### Excerpted records

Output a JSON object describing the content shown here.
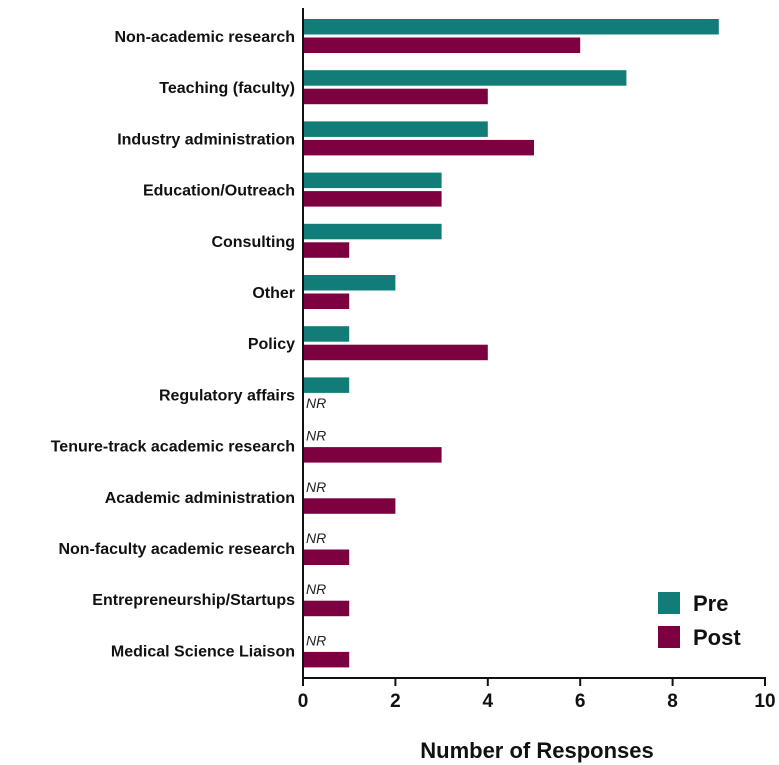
{
  "chart_data": {
    "type": "bar",
    "orientation": "horizontal",
    "categories": [
      "Non-academic research",
      "Teaching (faculty)",
      "Industry administration",
      "Education/Outreach",
      "Consulting",
      "Other",
      "Policy",
      "Regulatory affairs",
      "Tenure-track academic research",
      "Academic administration",
      "Non-faculty academic research",
      "Entrepreneurship/Startups",
      "Medical Science Liaison"
    ],
    "series": [
      {
        "name": "Pre",
        "color": "#127d78",
        "values": [
          9,
          7,
          4,
          3,
          3,
          2,
          1,
          1,
          null,
          null,
          null,
          null,
          null
        ]
      },
      {
        "name": "Post",
        "color": "#7d0040",
        "values": [
          6,
          4,
          5,
          3,
          1,
          1,
          4,
          null,
          3,
          2,
          1,
          1,
          1
        ]
      }
    ],
    "missing_label": "NR",
    "xlabel": "Number of Responses",
    "ylabel": "",
    "xlim": [
      0,
      10
    ],
    "xticks": [
      "0",
      "2",
      "4",
      "6",
      "8",
      "10"
    ],
    "grid": false,
    "legend_position": "bottom-right"
  }
}
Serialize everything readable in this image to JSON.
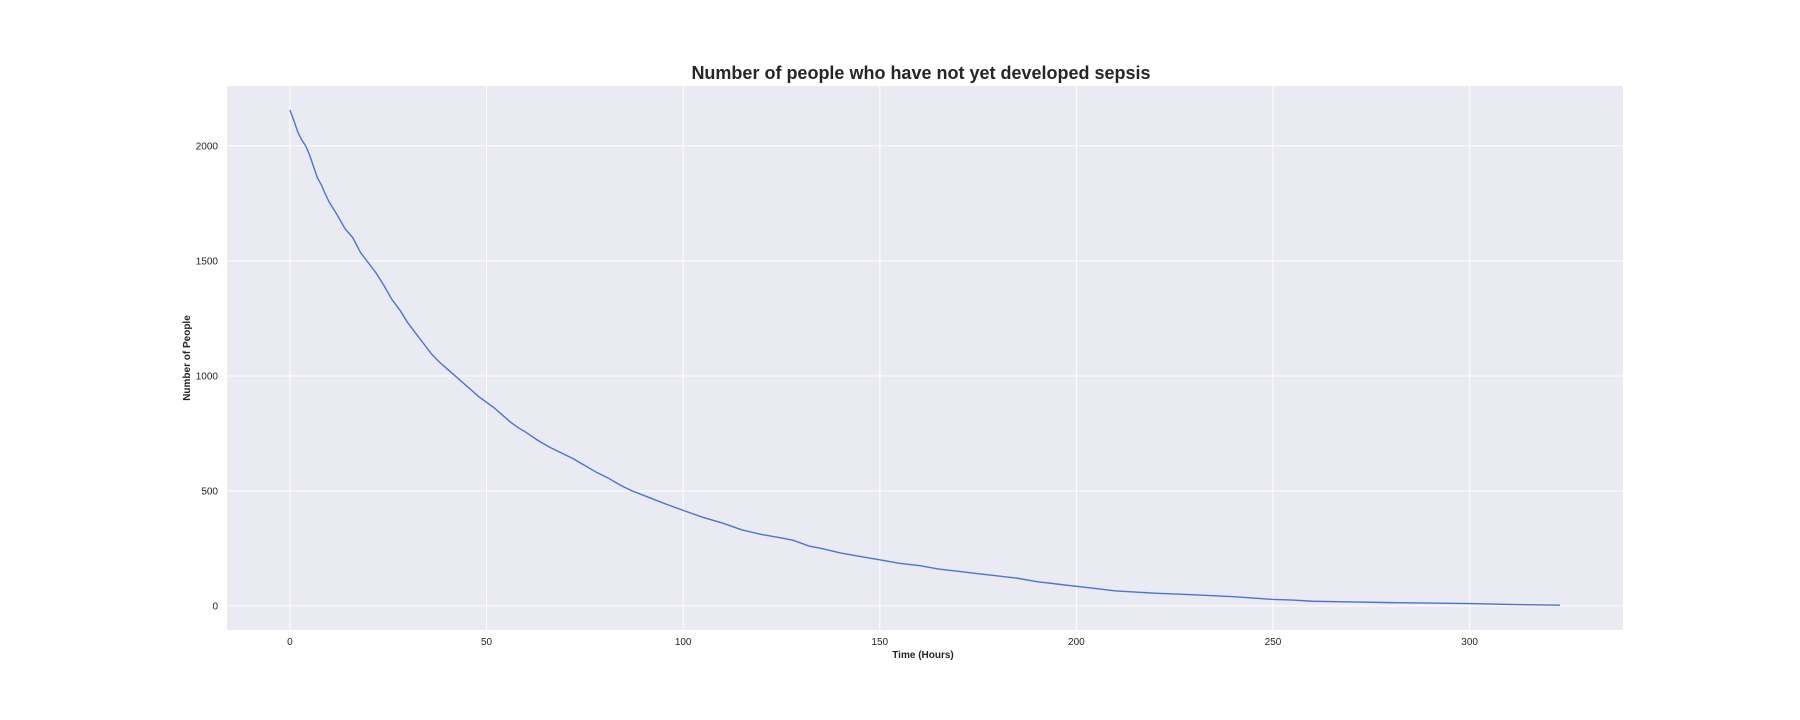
{
  "chart_data": {
    "type": "line",
    "title": "Number of people who have not yet developed sepsis",
    "xlabel": "Time (Hours)",
    "ylabel": "Number of People",
    "xlim": [
      -16,
      339
    ],
    "ylim": [
      -105,
      2260
    ],
    "xticks": [
      0,
      50,
      100,
      150,
      200,
      250,
      300
    ],
    "yticks": [
      0,
      500,
      1000,
      1500,
      2000
    ],
    "grid": true,
    "colors": {
      "background": "#eaeaf2",
      "grid": "#ffffff",
      "line": "#4c72d6"
    },
    "series": [
      {
        "x": [
          0,
          1,
          2,
          3,
          4,
          5,
          6,
          7,
          8,
          9,
          10,
          12,
          14,
          16,
          18,
          20,
          22,
          24,
          26,
          28,
          30,
          32,
          34,
          36,
          38,
          40,
          42,
          44,
          46,
          48,
          50,
          52,
          54,
          56,
          58,
          60,
          63,
          66,
          69,
          72,
          75,
          78,
          81,
          84,
          87,
          90,
          93,
          96,
          100,
          105,
          110,
          115,
          120,
          125,
          128,
          132,
          135,
          140,
          145,
          150,
          155,
          160,
          165,
          170,
          175,
          180,
          185,
          190,
          195,
          200,
          205,
          210,
          220,
          230,
          240,
          250,
          255,
          260,
          270,
          280,
          290,
          300,
          310,
          323
        ],
        "y": [
          2155,
          2110,
          2060,
          2025,
          2000,
          1960,
          1910,
          1860,
          1830,
          1790,
          1755,
          1700,
          1640,
          1600,
          1535,
          1490,
          1445,
          1390,
          1330,
          1285,
          1230,
          1185,
          1140,
          1095,
          1060,
          1030,
          1000,
          970,
          940,
          910,
          885,
          860,
          830,
          800,
          775,
          755,
          720,
          690,
          665,
          640,
          610,
          580,
          555,
          525,
          500,
          480,
          460,
          440,
          415,
          385,
          360,
          330,
          310,
          295,
          285,
          260,
          250,
          230,
          215,
          200,
          185,
          175,
          160,
          150,
          140,
          130,
          120,
          105,
          95,
          85,
          75,
          65,
          55,
          48,
          40,
          28,
          25,
          20,
          17,
          14,
          12,
          10,
          6,
          3
        ]
      }
    ]
  }
}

######

* Goal:
Among the entries above, how many lines include the word "faculty"? Give the number with no comment.

* Complete output:
2